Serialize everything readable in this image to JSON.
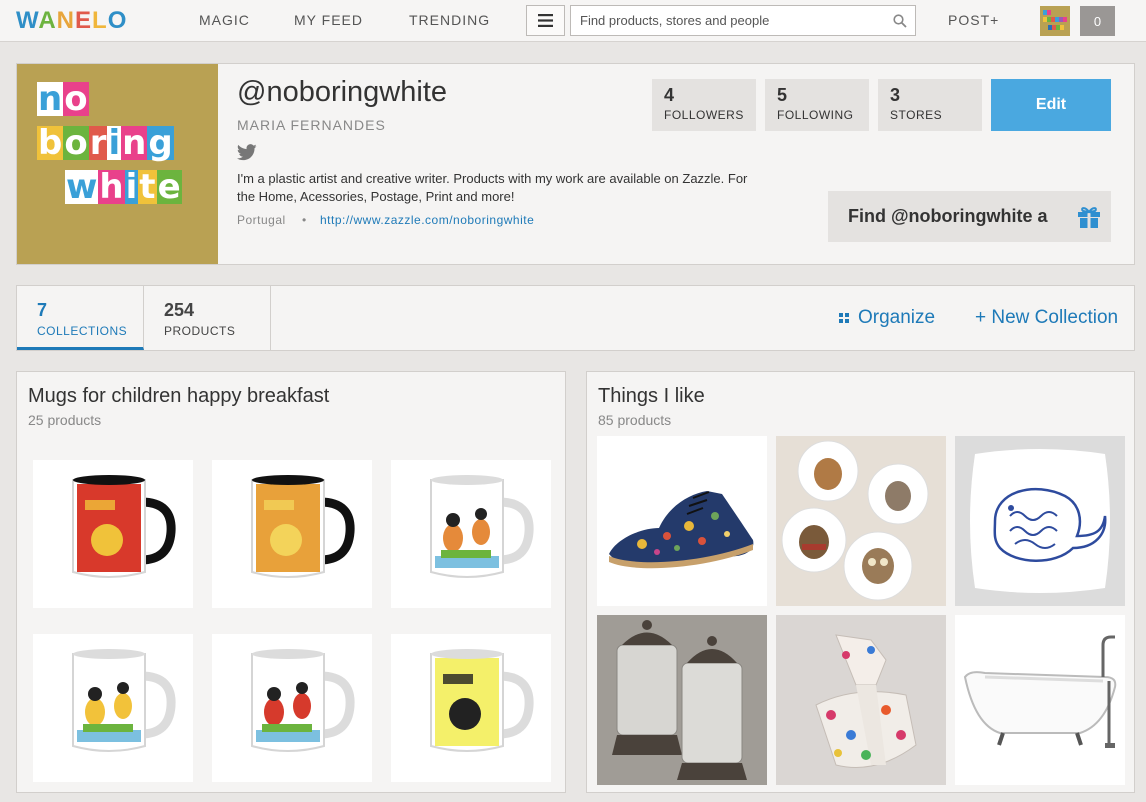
{
  "nav": {
    "logo": "WANELO",
    "logo_colors": [
      "#2f8fc7",
      "#6db33f",
      "#e8a53b",
      "#e05a4b",
      "#f0b63b",
      "#2f8fc7"
    ],
    "links": [
      "MAGIC",
      "MY FEED",
      "TRENDING"
    ],
    "menu_icon": "hamburger-icon",
    "search_placeholder": "Find products, stores and people",
    "search_icon": "search-icon",
    "post_label": "POST+",
    "notification_count": "0"
  },
  "profile": {
    "image_lines": [
      [
        "n",
        "o"
      ],
      [
        "b",
        "o",
        "r",
        "i",
        "n",
        "g"
      ],
      [
        "w",
        "h",
        "i",
        "t",
        "e"
      ]
    ],
    "handle": "@noboringwhite",
    "real_name": "MARIA FERNANDES",
    "twitter_icon": "twitter-icon",
    "bio": "I'm a plastic artist and creative writer. Products with my work are available on Zazzle. For the Home, Acessories, Postage, Print and more!",
    "location": "Portugal",
    "separator": "•",
    "website": "http://www.zazzle.com/noboringwhite",
    "stats": [
      {
        "num": "4",
        "label": "FOLLOWERS"
      },
      {
        "num": "5",
        "label": "FOLLOWING"
      },
      {
        "num": "3",
        "label": "STORES"
      }
    ],
    "edit_label": "Edit",
    "find_label": "Find @noboringwhite a",
    "gift_icon": "gift-icon"
  },
  "tabs": [
    {
      "num": "7",
      "label": "COLLECTIONS"
    },
    {
      "num": "254",
      "label": "PRODUCTS"
    }
  ],
  "actions": {
    "organize_label": "Organize",
    "new_collection_label": "+ New Collection"
  },
  "collections": [
    {
      "title": "Mugs for children happy breakfast",
      "count": "25 products",
      "mugs": [
        {
          "bg": "#d8392b",
          "accent": "#f0c23a",
          "rim": "#111111",
          "subject": "monster"
        },
        {
          "bg": "#e8a13a",
          "accent": "#f3d35a",
          "rim": "#111111",
          "subject": "halloween"
        },
        {
          "bg": "#ffffff",
          "accent": "#e58a3a",
          "rim": "#dcdcdc",
          "subject": "ants"
        },
        {
          "bg": "#ffffff",
          "accent": "#f2c23a",
          "rim": "#dcdcdc",
          "subject": "bees"
        },
        {
          "bg": "#ffffff",
          "accent": "#d63a2c",
          "rim": "#dcdcdc",
          "subject": "ladybugs"
        },
        {
          "bg": "#f4f06a",
          "accent": "#222222",
          "rim": "#dcdcdc",
          "subject": "girl"
        }
      ]
    },
    {
      "title": "Things I like",
      "count": "85 products",
      "items": [
        {
          "subject": "floral-shoe",
          "bg": "#ffffff"
        },
        {
          "subject": "animal-plates",
          "bg": "#e6dfd6"
        },
        {
          "subject": "whale-pillow",
          "bg": "#ececec"
        },
        {
          "subject": "glass-jars",
          "bg": "#a8a49d"
        },
        {
          "subject": "pompom-sandal",
          "bg": "#dad6d3"
        },
        {
          "subject": "bathtub",
          "bg": "#ffffff"
        }
      ]
    }
  ],
  "colors": {
    "accent": "#1e7ab8",
    "edit_button": "#4aa8e0",
    "profile_image_bg": "#b9a153"
  }
}
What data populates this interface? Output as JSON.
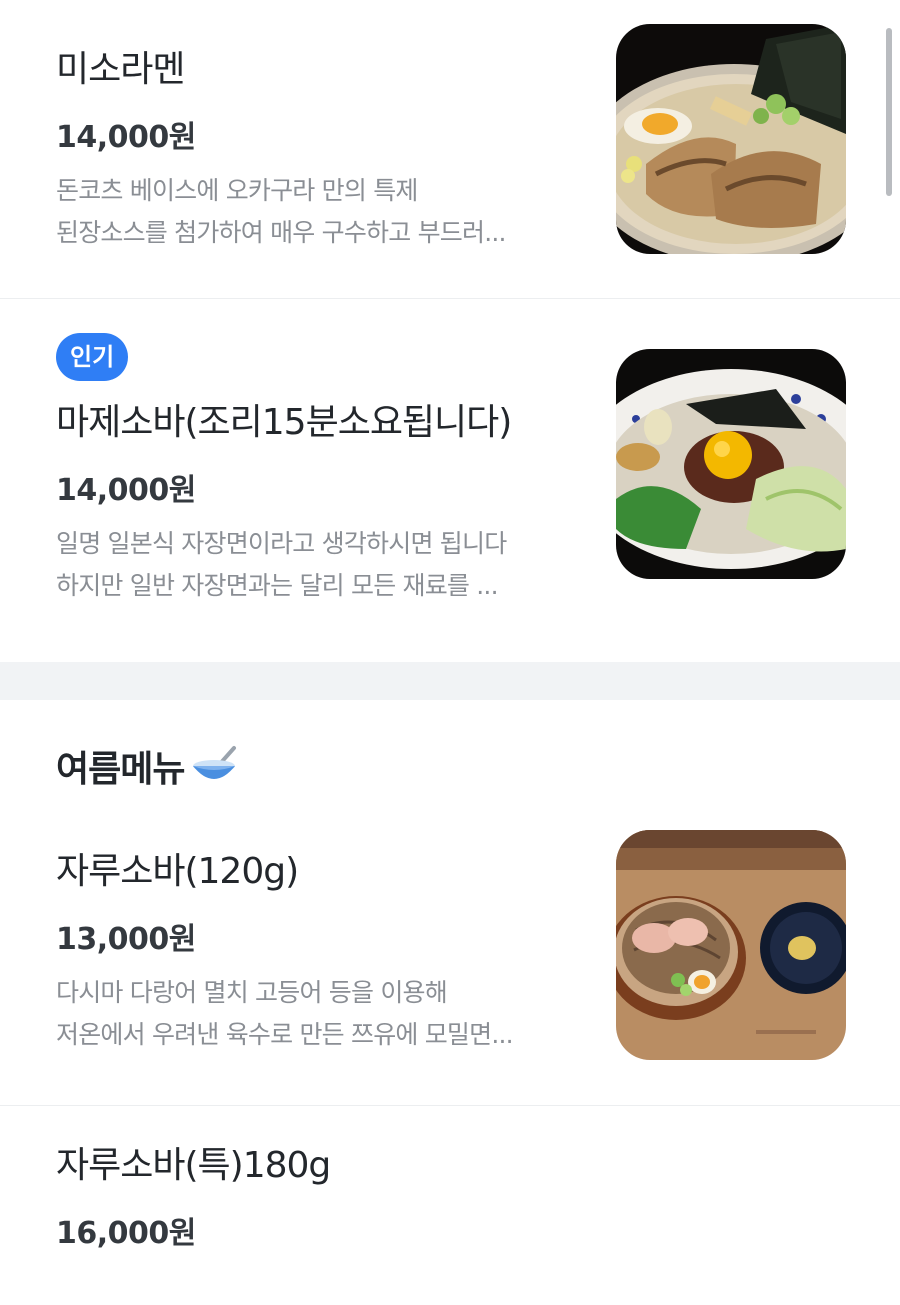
{
  "menu": {
    "items": [
      {
        "name": "미소라멘",
        "price": "14,000원",
        "desc_line1": "돈코츠 베이스에 오카구라 만의 특제",
        "desc_line2": "된장소스를 첨가하여 매우 구수하고 부드러...",
        "image": "miso-ramen-photo"
      },
      {
        "badge": "인기",
        "name": "마제소바(조리15분소요됩니다)",
        "price": "14,000원",
        "desc_line1": "일명 일본식 자장면이라고 생각하시면 됩니다",
        "desc_line2": "하지만 일반 자장면과는 달리 모든 재료를 ...",
        "image": "maze-soba-photo"
      }
    ]
  },
  "summer": {
    "title": "여름메뉴",
    "title_icon": "bowl-with-spoon-icon",
    "items": [
      {
        "name": "자루소바(120g)",
        "price": "13,000원",
        "desc_line1": "다시마 다랑어 멸치 고등어 등을 이용해",
        "desc_line2": "저온에서 우려낸 육수로 만든 쯔유에 모밀면...",
        "image": "zaru-soba-photo"
      },
      {
        "name": "자루소바(특)180g",
        "price": "16,000원"
      }
    ]
  },
  "colors": {
    "badge": "#2f7ef5",
    "section_gap": "#f1f3f5",
    "desc_text": "#8a8e94"
  }
}
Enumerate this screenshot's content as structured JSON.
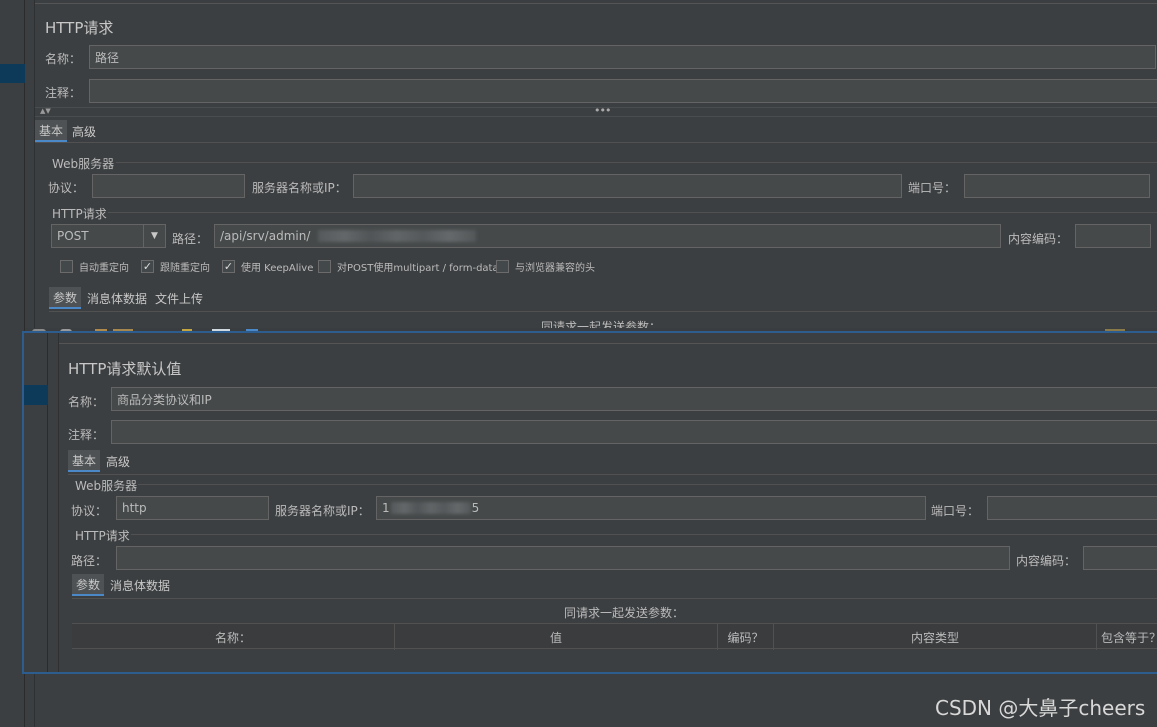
{
  "top_panel": {
    "title": "HTTP请求",
    "name_label": "名称：",
    "name_value": "路径",
    "comment_label": "注释：",
    "comment_value": "",
    "tabs": [
      "基本",
      "高级"
    ],
    "web_server_group": "Web服务器",
    "protocol_label": "协议：",
    "protocol_value": "",
    "server_label": "服务器名称或IP：",
    "server_value": "",
    "port_label": "端口号：",
    "port_value": "",
    "http_request_group": "HTTP请求",
    "method_value": "POST",
    "path_label": "路径：",
    "path_value": "/api/srv/admin/",
    "encoding_label": "内容编码：",
    "encoding_value": "",
    "checkboxes": [
      {
        "label": "自动重定向",
        "checked": false
      },
      {
        "label": "跟随重定向",
        "checked": true
      },
      {
        "label": "使用 KeepAlive",
        "checked": true
      },
      {
        "label": "对POST使用multipart / form-data",
        "checked": false
      },
      {
        "label": "与浏览器兼容的头",
        "checked": false
      }
    ],
    "sub_tabs": [
      "参数",
      "消息体数据",
      "文件上传"
    ],
    "params_caption": "同请求一起发送参数："
  },
  "bottom_panel": {
    "title": "HTTP请求默认值",
    "name_label": "名称：",
    "name_value": "商品分类协议和IP",
    "comment_label": "注释：",
    "comment_value": "",
    "tabs": [
      "基本",
      "高级"
    ],
    "web_server_group": "Web服务器",
    "protocol_label": "协议：",
    "protocol_value": "http",
    "server_label": "服务器名称或IP：",
    "server_value_prefix": "1",
    "server_value_suffix": "5",
    "port_label": "端口号：",
    "port_value": "",
    "http_request_group": "HTTP请求",
    "path_label": "路径：",
    "path_value": "",
    "encoding_label": "内容编码：",
    "encoding_value": "",
    "sub_tabs": [
      "参数",
      "消息体数据"
    ],
    "params_caption": "同请求一起发送参数：",
    "table_headers": [
      "名称：",
      "值",
      "编码？",
      "内容类型",
      "包含等于？"
    ]
  },
  "watermark": "CSDN @大鼻子cheers",
  "colors": {
    "background": "#3c3f41",
    "field": "#45494a",
    "accent": "#4a88c7",
    "selection": "#0d3a58"
  }
}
+---+
EXERCISE DESCRIPTION: From start to finish, output the listing exactly, but omit its pictures.

THE RESULT:
Serialize everything readable in this image to JSON.
{
  "nav": {
    "logo": "WANELO",
    "logo_colors": [
      "#2f8fc7",
      "#6db33f",
      "#e8a53b",
      "#e05a4b",
      "#f0b63b",
      "#2f8fc7"
    ],
    "links": [
      "MAGIC",
      "MY FEED",
      "TRENDING"
    ],
    "menu_icon": "hamburger-icon",
    "search_placeholder": "Find products, stores and people",
    "search_icon": "search-icon",
    "post_label": "POST+",
    "notification_count": "0"
  },
  "profile": {
    "image_lines": [
      [
        "n",
        "o"
      ],
      [
        "b",
        "o",
        "r",
        "i",
        "n",
        "g"
      ],
      [
        "w",
        "h",
        "i",
        "t",
        "e"
      ]
    ],
    "handle": "@noboringwhite",
    "real_name": "MARIA FERNANDES",
    "twitter_icon": "twitter-icon",
    "bio": "I'm a plastic artist and creative writer. Products with my work are available on Zazzle. For the Home, Acessories, Postage, Print and more!",
    "location": "Portugal",
    "separator": "•",
    "website": "http://www.zazzle.com/noboringwhite",
    "stats": [
      {
        "num": "4",
        "label": "FOLLOWERS"
      },
      {
        "num": "5",
        "label": "FOLLOWING"
      },
      {
        "num": "3",
        "label": "STORES"
      }
    ],
    "edit_label": "Edit",
    "find_label": "Find @noboringwhite a",
    "gift_icon": "gift-icon"
  },
  "tabs": [
    {
      "num": "7",
      "label": "COLLECTIONS"
    },
    {
      "num": "254",
      "label": "PRODUCTS"
    }
  ],
  "actions": {
    "organize_label": "Organize",
    "new_collection_label": "+ New Collection"
  },
  "collections": [
    {
      "title": "Mugs for children happy breakfast",
      "count": "25 products",
      "mugs": [
        {
          "bg": "#d8392b",
          "accent": "#f0c23a",
          "rim": "#111111",
          "subject": "monster"
        },
        {
          "bg": "#e8a13a",
          "accent": "#f3d35a",
          "rim": "#111111",
          "subject": "halloween"
        },
        {
          "bg": "#ffffff",
          "accent": "#e58a3a",
          "rim": "#dcdcdc",
          "subject": "ants"
        },
        {
          "bg": "#ffffff",
          "accent": "#f2c23a",
          "rim": "#dcdcdc",
          "subject": "bees"
        },
        {
          "bg": "#ffffff",
          "accent": "#d63a2c",
          "rim": "#dcdcdc",
          "subject": "ladybugs"
        },
        {
          "bg": "#f4f06a",
          "accent": "#222222",
          "rim": "#dcdcdc",
          "subject": "girl"
        }
      ]
    },
    {
      "title": "Things I like",
      "count": "85 products",
      "items": [
        {
          "subject": "floral-shoe",
          "bg": "#ffffff"
        },
        {
          "subject": "animal-plates",
          "bg": "#e6dfd6"
        },
        {
          "subject": "whale-pillow",
          "bg": "#ececec"
        },
        {
          "subject": "glass-jars",
          "bg": "#a8a49d"
        },
        {
          "subject": "pompom-sandal",
          "bg": "#dad6d3"
        },
        {
          "subject": "bathtub",
          "bg": "#ffffff"
        }
      ]
    }
  ],
  "colors": {
    "accent": "#1e7ab8",
    "edit_button": "#4aa8e0",
    "profile_image_bg": "#b9a153"
  }
}
What data populates this interface? Output as JSON.
{
  "menu": {
    "items": [
      {
        "name": "미소라멘",
        "price": "14,000원",
        "desc_line1": "돈코츠 베이스에 오카구라 만의 특제",
        "desc_line2": "된장소스를 첨가하여 매우 구수하고 부드러...",
        "image": "miso-ramen-photo"
      },
      {
        "badge": "인기",
        "name": "마제소바(조리15분소요됩니다)",
        "price": "14,000원",
        "desc_line1": "일명 일본식 자장면이라고 생각하시면 됩니다",
        "desc_line2": "하지만 일반 자장면과는 달리 모든 재료를 ...",
        "image": "maze-soba-photo"
      }
    ]
  },
  "summer": {
    "title": "여름메뉴",
    "title_icon": "bowl-with-spoon-icon",
    "items": [
      {
        "name": "자루소바(120g)",
        "price": "13,000원",
        "desc_line1": "다시마 다랑어 멸치 고등어 등을 이용해",
        "desc_line2": "저온에서 우려낸 육수로 만든 쯔유에 모밀면...",
        "image": "zaru-soba-photo"
      },
      {
        "name": "자루소바(특)180g",
        "price": "16,000원"
      }
    ]
  },
  "colors": {
    "badge": "#2f7ef5",
    "section_gap": "#f1f3f5",
    "desc_text": "#8a8e94"
  }
}
Enumerate this screenshot's content as structured JSON.
{
  "top_panel": {
    "title": "HTTP请求",
    "name_label": "名称：",
    "name_value": "路径",
    "comment_label": "注释：",
    "comment_value": "",
    "tabs": [
      "基本",
      "高级"
    ],
    "web_server_group": "Web服务器",
    "protocol_label": "协议：",
    "protocol_value": "",
    "server_label": "服务器名称或IP：",
    "server_value": "",
    "port_label": "端口号：",
    "port_value": "",
    "http_request_group": "HTTP请求",
    "method_value": "POST",
    "path_label": "路径：",
    "path_value": "/api/srv/admin/",
    "encoding_label": "内容编码：",
    "encoding_value": "",
    "checkboxes": [
      {
        "label": "自动重定向",
        "checked": false
      },
      {
        "label": "跟随重定向",
        "checked": true
      },
      {
        "label": "使用 KeepAlive",
        "checked": true
      },
      {
        "label": "对POST使用multipart / form-data",
        "checked": false
      },
      {
        "label": "与浏览器兼容的头",
        "checked": false
      }
    ],
    "sub_tabs": [
      "参数",
      "消息体数据",
      "文件上传"
    ],
    "params_caption": "同请求一起发送参数："
  },
  "bottom_panel": {
    "title": "HTTP请求默认值",
    "name_label": "名称：",
    "name_value": "商品分类协议和IP",
    "comment_label": "注释：",
    "comment_value": "",
    "tabs": [
      "基本",
      "高级"
    ],
    "web_server_group": "Web服务器",
    "protocol_label": "协议：",
    "protocol_value": "http",
    "server_label": "服务器名称或IP：",
    "server_value_prefix": "1",
    "server_value_suffix": "5",
    "port_label": "端口号：",
    "port_value": "",
    "http_request_group": "HTTP请求",
    "path_label": "路径：",
    "path_value": "",
    "encoding_label": "内容编码：",
    "encoding_value": "",
    "sub_tabs": [
      "参数",
      "消息体数据"
    ],
    "params_caption": "同请求一起发送参数：",
    "table_headers": [
      "名称：",
      "值",
      "编码？",
      "内容类型",
      "包含等于？"
    ]
  },
  "watermark": "CSDN @大鼻子cheers",
  "colors": {
    "background": "#3c3f41",
    "field": "#45494a",
    "accent": "#4a88c7",
    "selection": "#0d3a58"
  }
}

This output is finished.